## SOURCE DATA

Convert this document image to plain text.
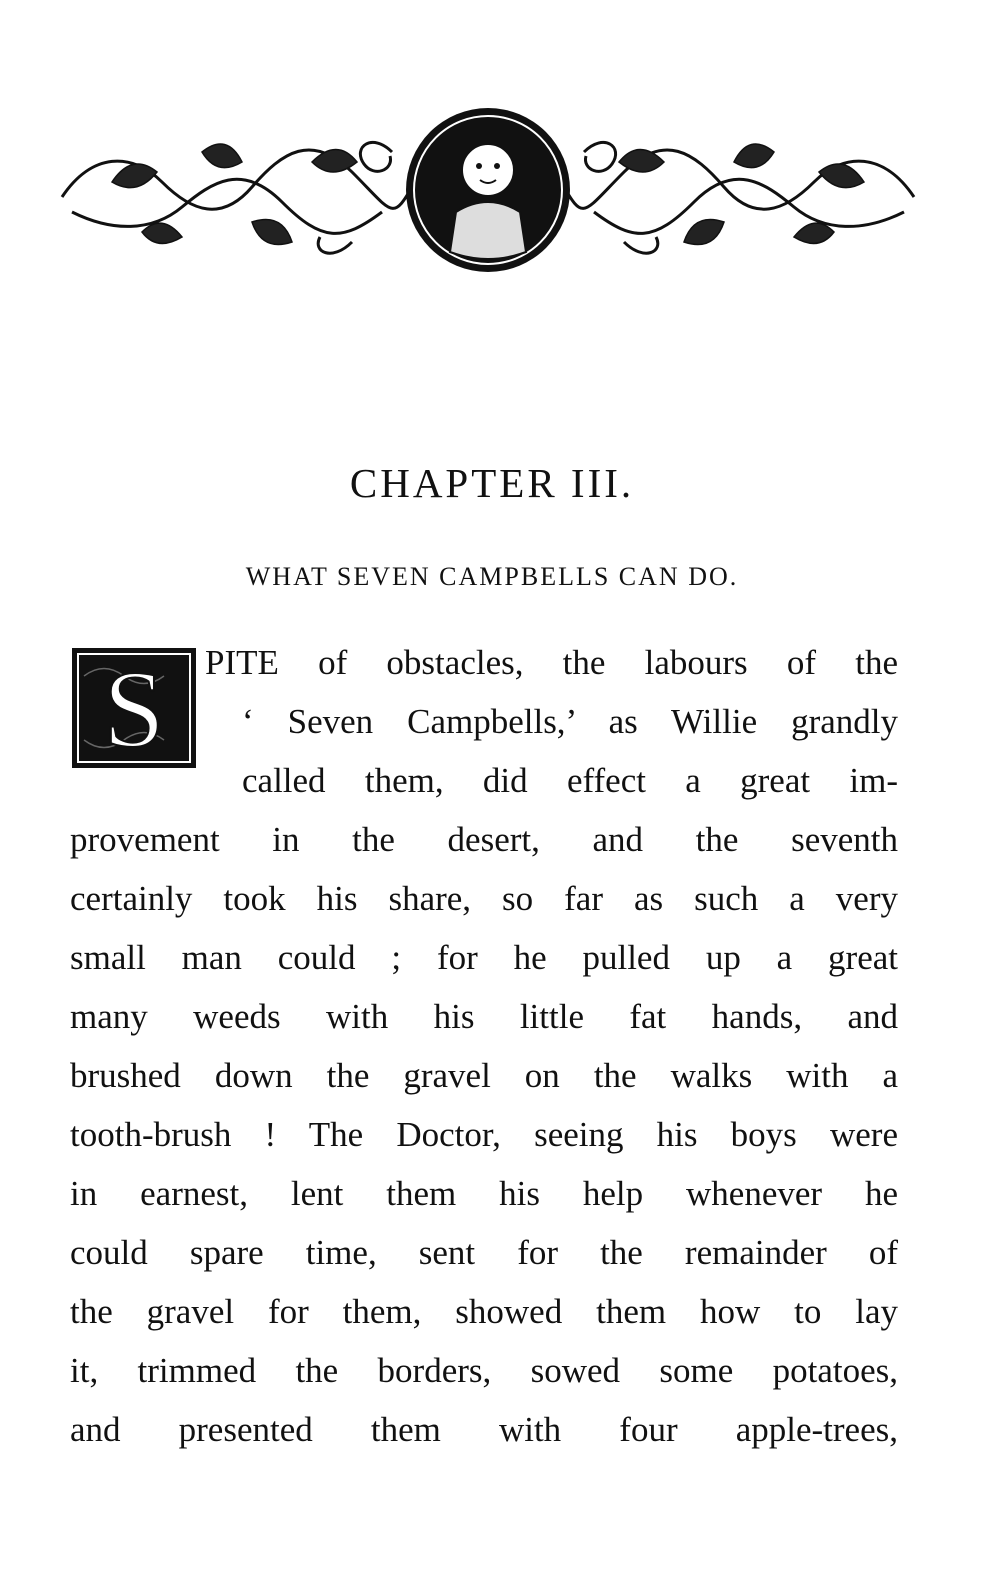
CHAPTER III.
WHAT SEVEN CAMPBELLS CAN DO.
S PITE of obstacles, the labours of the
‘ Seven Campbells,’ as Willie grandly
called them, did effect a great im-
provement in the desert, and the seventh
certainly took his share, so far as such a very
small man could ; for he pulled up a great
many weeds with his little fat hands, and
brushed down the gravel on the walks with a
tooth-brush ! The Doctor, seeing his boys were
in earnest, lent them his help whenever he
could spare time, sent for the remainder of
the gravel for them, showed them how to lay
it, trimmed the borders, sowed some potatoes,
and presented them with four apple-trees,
--
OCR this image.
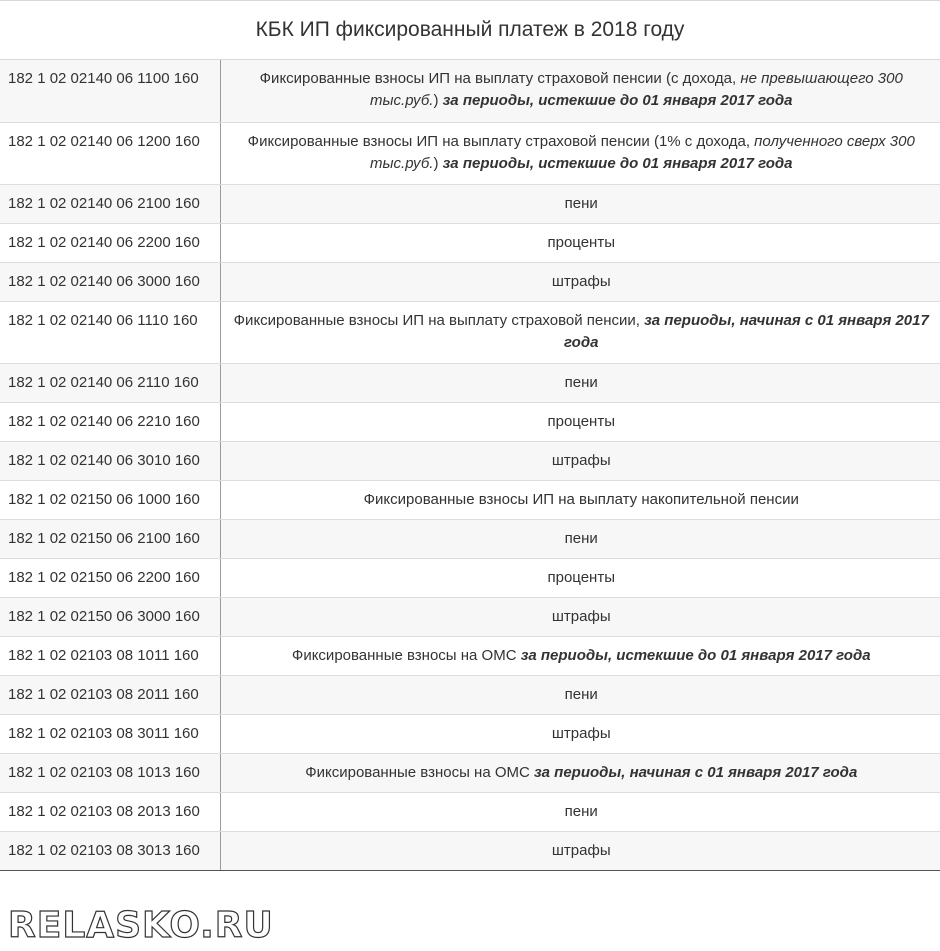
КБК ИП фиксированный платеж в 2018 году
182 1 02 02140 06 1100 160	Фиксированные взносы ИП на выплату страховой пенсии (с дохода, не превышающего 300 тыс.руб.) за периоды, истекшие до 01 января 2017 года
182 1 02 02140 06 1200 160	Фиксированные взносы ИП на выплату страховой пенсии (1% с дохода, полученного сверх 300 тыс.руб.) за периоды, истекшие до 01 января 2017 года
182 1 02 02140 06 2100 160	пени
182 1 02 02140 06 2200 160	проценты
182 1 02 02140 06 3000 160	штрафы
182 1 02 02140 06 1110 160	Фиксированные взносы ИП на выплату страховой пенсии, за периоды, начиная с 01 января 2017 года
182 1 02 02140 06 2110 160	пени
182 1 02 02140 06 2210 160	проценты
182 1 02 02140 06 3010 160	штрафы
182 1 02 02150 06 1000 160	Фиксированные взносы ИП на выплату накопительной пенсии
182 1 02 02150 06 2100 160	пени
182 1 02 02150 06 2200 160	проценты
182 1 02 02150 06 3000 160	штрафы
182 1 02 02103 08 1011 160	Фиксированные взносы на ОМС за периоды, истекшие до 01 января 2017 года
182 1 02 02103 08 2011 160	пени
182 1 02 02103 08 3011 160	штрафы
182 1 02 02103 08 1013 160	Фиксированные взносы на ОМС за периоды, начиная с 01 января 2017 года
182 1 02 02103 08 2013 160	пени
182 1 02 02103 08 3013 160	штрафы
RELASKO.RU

## EXERCISE AIM
Scan the data above and copy every line with "истекшие" in it.

## THE SOLUTION
182 1 02 02140 06 1100 160	Фиксированные взносы ИП на выплату страховой пенсии (с дохода, не превышающего 300 тыс.руб.) за периоды, истекшие до 01 января 2017 года
182 1 02 02140 06 1200 160	Фиксированные взносы ИП на выплату страховой пенсии (1% с дохода, полученного сверх 300 тыс.руб.) за периоды, истекшие до 01 января 2017 года
182 1 02 02103 08 1011 160	Фиксированные взносы на ОМС за периоды, истекшие до 01 января 2017 года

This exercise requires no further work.